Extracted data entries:
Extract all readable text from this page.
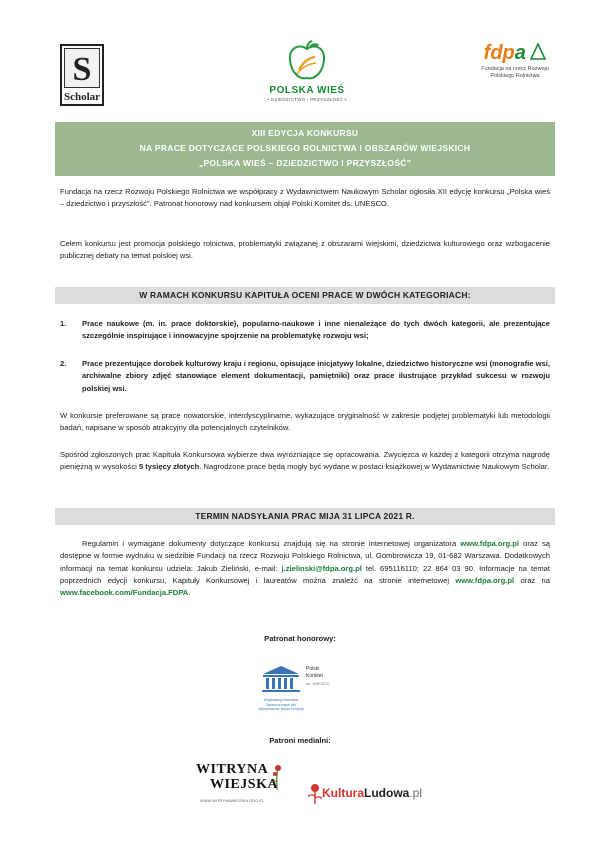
S
Scholar
POLSKA WIEŚ
• DZIEDZICTWO I PRZYSZŁOŚĆ •
fdpa
Fundacja na rzecz Rozwoju
Polskiego Rolnictwa
XIII EDYCJA KONKURSU
NA PRACE DOTYCZĄCE POLSKIEGO ROLNICTWA I OBSZARÓW WIEJSKICH
„POLSKA WIEŚ – DZIEDZICTWO I PRZYSZŁOŚĆ"

Fundacja na rzecz Rozwoju Polskiego Rolnictwa we współpracy z Wydawnictwem Naukowym Scholar ogłosiła XII edycję konkursu „Polska wieś – dziedzictwo i przyszłość". Patronat honorowy nad konkursem objął Polski Komitet ds. UNESCO.

Celem konkursu jest promocja polskiego rolnictwa, problematyki związanej z obszarami wiejskimi, dziedzictwa kulturowego oraz wzbogacenie publicznej debaty na temat polskiej wsi.

W RAMACH KONKURSU KAPITUŁA OCENI PRACE W DWÓCH KATEGORIACH:
1. Prace naukowe (m. in. prace doktorskie), popularno-naukowe i inne nienależące do tych dwóch kategorii, ale prezentujące szczególnie inspirujące i innowacyjne spojrzenie na problematykę rozwoju wsi;
2. Prace prezentujące dorobek kulturowy kraju i regionu, opisujące inicjatywy lokalne, dziedzictwo historyczne wsi (monografie wsi, archiwalne zbiory zdjęć stanowiące element dokumentacji, pamiętniki) oraz prace ilustrujące przykład sukcesu w rozwoju polskiej wsi.

W konkursie preferowane są prace nowatorskie, interdyscyplinarne, wykazujące oryginalność w zakresie podjętej problematyki lub metodologii badań, napisane w sposób atrakcyjny dla potencjalnych czytelników.

Spośród zgłoszonych prac Kapituła Konkursowa wybierze dwa wyróżniające się opracowania. Zwycięzca w każdej z kategorii otrzyma nagrodę pieniężną w wysokości 5 tysięcy złotych. Nagrodzone prace będą mogły być wydane w postaci książkowej w Wydawnictwie Naukowym Scholar.

TERMIN NADSYŁANIA PRAC MIJA 31 LIPCA 2021 R.

Regulamin i wymagane dokumenty dotyczące konkursu znajdują się na stronie internetowej organizatora www.fdpa.org.pl oraz są dostępne w formie wydruku w siedzibie Fundacji na rzecz Rozwoju Polskiego Rolnictwa, ul. Gombrowicza 19, 01-682 Warszawa. Dodatkowych informacji na temat konkursu udziela: Jakub Zieliński, e-mail: j.zielinski@fdpa.org.pl tel. 695116110; 22 864 03 90. Informacje na temat poprzednich edycji konkursu, Kapituły Konkursowej i laureatów można znaleźć na stronie internetowej www.fdpa.org.pl oraz na www.facebook.com/Fundacja.FDPA.

Patronat honorowy:
Polski
Komitet
ds. UNESCO
Organizacja Narodów Zjednoczonych dla Wychowania, Nauki i Kultury
Patroni medialni:
WITRYNA
WIEJSKA
WWW.WITRYNAWIEJSKA.ORG.PL
KulturaLudowa.pl
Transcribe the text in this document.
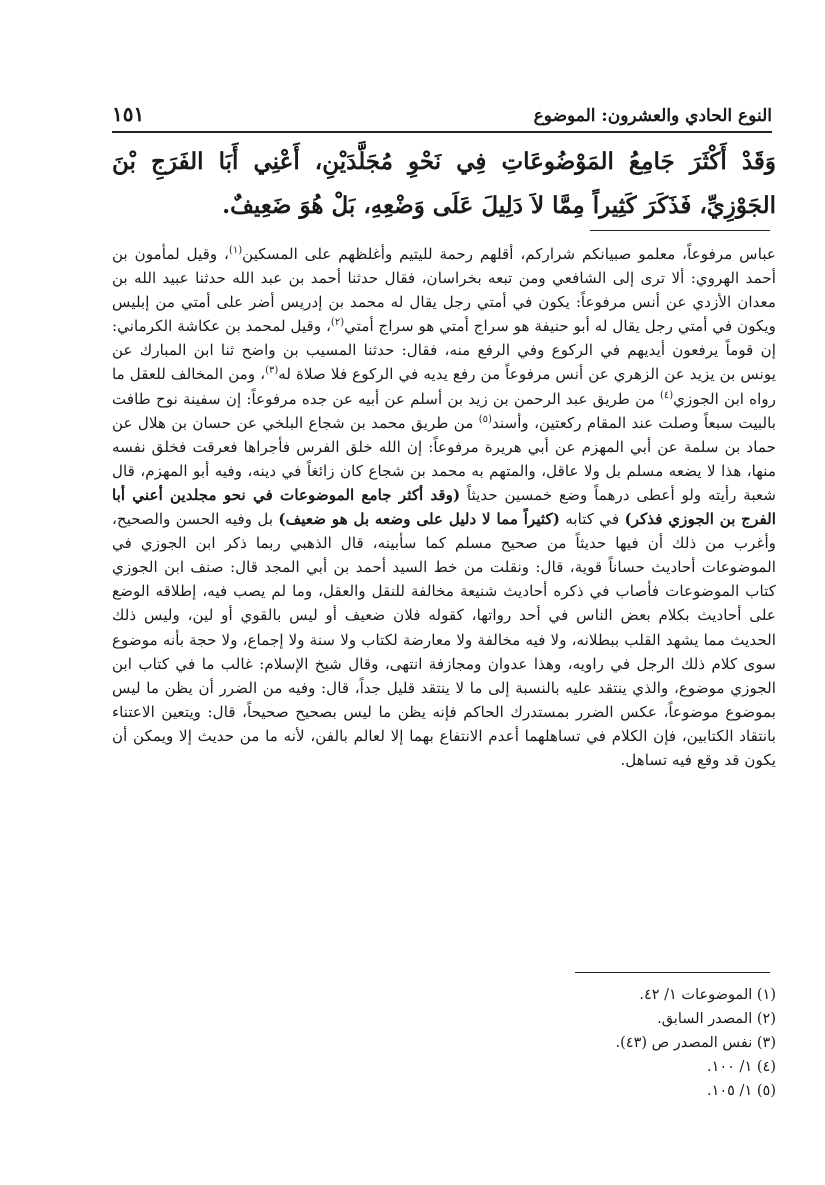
١٥١	النوع الحادي والعشرون: الموضوع
وَقَدْ أَكْثَرَ جَامِعُ المَوْضُوعَاتِ فِي نَحْوِ مُجَلَّدَيْنِ، أَعْنِي أَبَا الفَرَجِ بْنَ الجَوْزِيِّ، فَذَكَرَ كَثِيراً مِمَّا لاَ دَلِيلَ عَلَى وَضْعِهِ، بَلْ هُوَ ضَعِيفٌ.
عباس مرفوعاً، معلمو صبيانكم شراركم، أقلهم رحمة لليتيم وأغلظهم على المسكين$^{(١)}$، وقيل لمأمون بن أحمد الهروي: ألا ترى إلى الشافعي ومن تبعه بخراسان، فقال حدثنا أحمد بن عبد الله حدثنا عبيد الله بن معدان الأزدي عن أنس مرفوعاً: يكون في أمتي رجل يقال له محمد بن إدريس أضر على أمتي من إبليس ويكون في أمتي رجل يقال له أبو حنيفة هو سراج أمتي هو سراج أمتي$^{(٢)}$، وقيل لمحمد بن عكاشة الكرماني: إن قوماً يرفعون أيديهم في الركوع وفي الرفع منه، فقال: حدثنا المسيب بن واضح ثنا ابن المبارك عن يونس بن يزيد عن الزهري عن أنس مرفوعاً من رفع يديه في الركوع فلا صلاة له$^{(٣)}$، ومن المخالف للعقل ما رواه ابن الجوزي$^{(٤)}$ من طريق عبد الرحمن بن زيد بن أسلم عن أبيه عن جده مرفوعاً: إن سفينة نوح طافت بالبيت سبعاً وصلت عند المقام ركعتين، وأسند$^{(٥)}$ من طريق محمد بن شجاع البلخي عن حسان بن هلال عن حماد بن سلمة عن أبي المهزم عن أبي هريرة مرفوعاً: إن الله خلق الفرس فأجراها فعرقت فخلق نفسه منها، هذا لا يضعه مسلم بل ولا عاقل، والمتهم به محمد بن شجاع كان زائغاً في دينه، وفيه أبو المهزم، قال شعبة رأيته ولو أعطى درهماً وضع خمسين حديثاً (وقد أكثر جامع الموضوعات في نحو مجلدين أعني أبا الفرج بن الجوزي فذكر) في كتابه (كثيراً مما لا دليل على وضعه بل هو ضعيف) بل وفيه الحسن والصحيح، وأغرب من ذلك أن فيها حديثاً من صحيح مسلم كما سأبينه، قال الذهبي ربما ذكر ابن الجوزي في الموضوعات أحاديث حساناً قوية، قال: ونقلت من خط السيد أحمد بن أبي المجد قال: صنف ابن الجوزي كتاب الموضوعات فأصاب في ذكره أحاديث شنيعة مخالفة للنقل والعقل، وما لم يصب فيه، إطلاقه الوضع على أحاديث بكلام بعض الناس في أحد رواتها، كقوله فلان ضعيف أو ليس بالقوي أو لين، وليس ذلك الحديث مما يشهد القلب ببطلانه، ولا فيه مخالفة ولا معارضة لكتاب ولا سنة ولا إجماع، ولا حجة بأنه موضوع سوى كلام ذلك الرجل في راويه، وهذا عدوان ومجازفة انتهى، وقال شيخ الإسلام: غالب ما في كتاب ابن الجوزي موضوع، والذي ينتقد عليه بالنسبة إلى ما لا ينتقد قليل جداً، قال: وفيه من الضرر أن يظن ما ليس بموضوع موضوعاً، عكس الضرر بمستدرك الحاكم فإنه يظن ما ليس بصحيح صحيحاً، قال: ويتعين الاعتناء بانتقاد الكتابين، فإن الكلام في تساهلهما أعدم الانتفاع بهما إلا لعالم بالفن، لأنه ما من حديث إلا ويمكن أن يكون قد وقع فيه تساهل.
(١) الموضوعات ١/ ٤٢.
(٢) المصدر السابق.
(٣) نفس المصدر ص (٤٣).
(٤) ١/ ١٠٠.
(٥) ١/ ١٠٥.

# Exercise
Reproduce the entries above without change, omitting all pictures.

# Finished answer
Extract all readable text from this page.
S
Scholar
POLSKA WIEŚ
• DZIEDZICTWO I PRZYSZŁOŚĆ •
fdpa
Fundacja na rzecz Rozwoju
Polskiego Rolnictwa
XIII EDYCJA KONKURSU
NA PRACE DOTYCZĄCE POLSKIEGO ROLNICTWA I OBSZARÓW WIEJSKICH
„POLSKA WIEŚ – DZIEDZICTWO I PRZYSZŁOŚĆ"

Fundacja na rzecz Rozwoju Polskiego Rolnictwa we współpracy z Wydawnictwem Naukowym Scholar ogłosiła XII edycję konkursu „Polska wieś – dziedzictwo i przyszłość". Patronat honorowy nad konkursem objął Polski Komitet ds. UNESCO.

Celem konkursu jest promocja polskiego rolnictwa, problematyki związanej z obszarami wiejskimi, dziedzictwa kulturowego oraz wzbogacenie publicznej debaty na temat polskiej wsi.

W RAMACH KONKURSU KAPITUŁA OCENI PRACE W DWÓCH KATEGORIACH:
1. Prace naukowe (m. in. prace doktorskie), popularno-naukowe i inne nienależące do tych dwóch kategorii, ale prezentujące szczególnie inspirujące i innowacyjne spojrzenie na problematykę rozwoju wsi;
2. Prace prezentujące dorobek kulturowy kraju i regionu, opisujące inicjatywy lokalne, dziedzictwo historyczne wsi (monografie wsi, archiwalne zbiory zdjęć stanowiące element dokumentacji, pamiętniki) oraz prace ilustrujące przykład sukcesu w rozwoju polskiej wsi.

W konkursie preferowane są prace nowatorskie, interdyscyplinarne, wykazujące oryginalność w zakresie podjętej problematyki lub metodologii badań, napisane w sposób atrakcyjny dla potencjalnych czytelników.

Spośród zgłoszonych prac Kapituła Konkursowa wybierze dwa wyróżniające się opracowania. Zwycięzca w każdej z kategorii otrzyma nagrodę pieniężną w wysokości 5 tysięcy złotych. Nagrodzone prace będą mogły być wydane w postaci książkowej w Wydawnictwie Naukowym Scholar.

TERMIN NADSYŁANIA PRAC MIJA 31 LIPCA 2021 R.

Regulamin i wymagane dokumenty dotyczące konkursu znajdują się na stronie internetowej organizatora www.fdpa.org.pl oraz są dostępne w formie wydruku w siedzibie Fundacji na rzecz Rozwoju Polskiego Rolnictwa, ul. Gombrowicza 19, 01-682 Warszawa. Dodatkowych informacji na temat konkursu udziela: Jakub Zieliński, e-mail: j.zielinski@fdpa.org.pl tel. 695116110; 22 864 03 90. Informacje na temat poprzednich edycji konkursu, Kapituły Konkursowej i laureatów można znaleźć na stronie internetowej www.fdpa.org.pl oraz na www.facebook.com/Fundacja.FDPA.

Patronat honorowy:
Polski
Komitet
ds. UNESCO
Organizacja Narodów Zjednoczonych dla Wychowania, Nauki i Kultury
Patroni medialni:
WITRYNA
WIEJSKA
WWW.WITRYNAWIEJSKA.ORG.PL
KulturaLudowa.pl
Transcribe the text in this document.
١٥١	النوع الحادي والعشرون: الموضوع
وَقَدْ أَكْثَرَ جَامِعُ المَوْضُوعَاتِ فِي نَحْوِ مُجَلَّدَيْنِ، أَعْنِي أَبَا الفَرَجِ بْنَ الجَوْزِيِّ، فَذَكَرَ كَثِيراً مِمَّا لاَ دَلِيلَ عَلَى وَضْعِهِ، بَلْ هُوَ ضَعِيفٌ.
عباس مرفوعاً، معلمو صبيانكم شراركم، أقلهم رحمة لليتيم وأغلظهم على المسكين$^{(١)}$، وقيل لمأمون بن أحمد الهروي: ألا ترى إلى الشافعي ومن تبعه بخراسان، فقال حدثنا أحمد بن عبد الله حدثنا عبيد الله بن معدان الأزدي عن أنس مرفوعاً: يكون في أمتي رجل يقال له محمد بن إدريس أضر على أمتي من إبليس ويكون في أمتي رجل يقال له أبو حنيفة هو سراج أمتي هو سراج أمتي$^{(٢)}$، وقيل لمحمد بن عكاشة الكرماني: إن قوماً يرفعون أيديهم في الركوع وفي الرفع منه، فقال: حدثنا المسيب بن واضح ثنا ابن المبارك عن يونس بن يزيد عن الزهري عن أنس مرفوعاً من رفع يديه في الركوع فلا صلاة له$^{(٣)}$، ومن المخالف للعقل ما رواه ابن الجوزي$^{(٤)}$ من طريق عبد الرحمن بن زيد بن أسلم عن أبيه عن جده مرفوعاً: إن سفينة نوح طافت بالبيت سبعاً وصلت عند المقام ركعتين، وأسند$^{(٥)}$ من طريق محمد بن شجاع البلخي عن حسان بن هلال عن حماد بن سلمة عن أبي المهزم عن أبي هريرة مرفوعاً: إن الله خلق الفرس فأجراها فعرقت فخلق نفسه منها، هذا لا يضعه مسلم بل ولا عاقل، والمتهم به محمد بن شجاع كان زائغاً في دينه، وفيه أبو المهزم، قال شعبة رأيته ولو أعطى درهماً وضع خمسين حديثاً (وقد أكثر جامع الموضوعات في نحو مجلدين أعني أبا الفرج بن الجوزي فذكر) في كتابه (كثيراً مما لا دليل على وضعه بل هو ضعيف) بل وفيه الحسن والصحيح، وأغرب من ذلك أن فيها حديثاً من صحيح مسلم كما سأبينه، قال الذهبي ربما ذكر ابن الجوزي في الموضوعات أحاديث حساناً قوية، قال: ونقلت من خط السيد أحمد بن أبي المجد قال: صنف ابن الجوزي كتاب الموضوعات فأصاب في ذكره أحاديث شنيعة مخالفة للنقل والعقل، وما لم يصب فيه، إطلاقه الوضع على أحاديث بكلام بعض الناس في أحد رواتها، كقوله فلان ضعيف أو ليس بالقوي أو لين، وليس ذلك الحديث مما يشهد القلب ببطلانه، ولا فيه مخالفة ولا معارضة لكتاب ولا سنة ولا إجماع، ولا حجة بأنه موضوع سوى كلام ذلك الرجل في راويه، وهذا عدوان ومجازفة انتهى، وقال شيخ الإسلام: غالب ما في كتاب ابن الجوزي موضوع، والذي ينتقد عليه بالنسبة إلى ما لا ينتقد قليل جداً، قال: وفيه من الضرر أن يظن ما ليس بموضوع موضوعاً، عكس الضرر بمستدرك الحاكم فإنه يظن ما ليس بصحيح صحيحاً، قال: ويتعين الاعتناء بانتقاد الكتابين، فإن الكلام في تساهلهما أعدم الانتفاع بهما إلا لعالم بالفن، لأنه ما من حديث إلا ويمكن أن يكون قد وقع فيه تساهل.
(١) الموضوعات ١/ ٤٢.
(٢) المصدر السابق.
(٣) نفس المصدر ص (٤٣).
(٤) ١/ ١٠٠.
(٥) ١/ ١٠٥.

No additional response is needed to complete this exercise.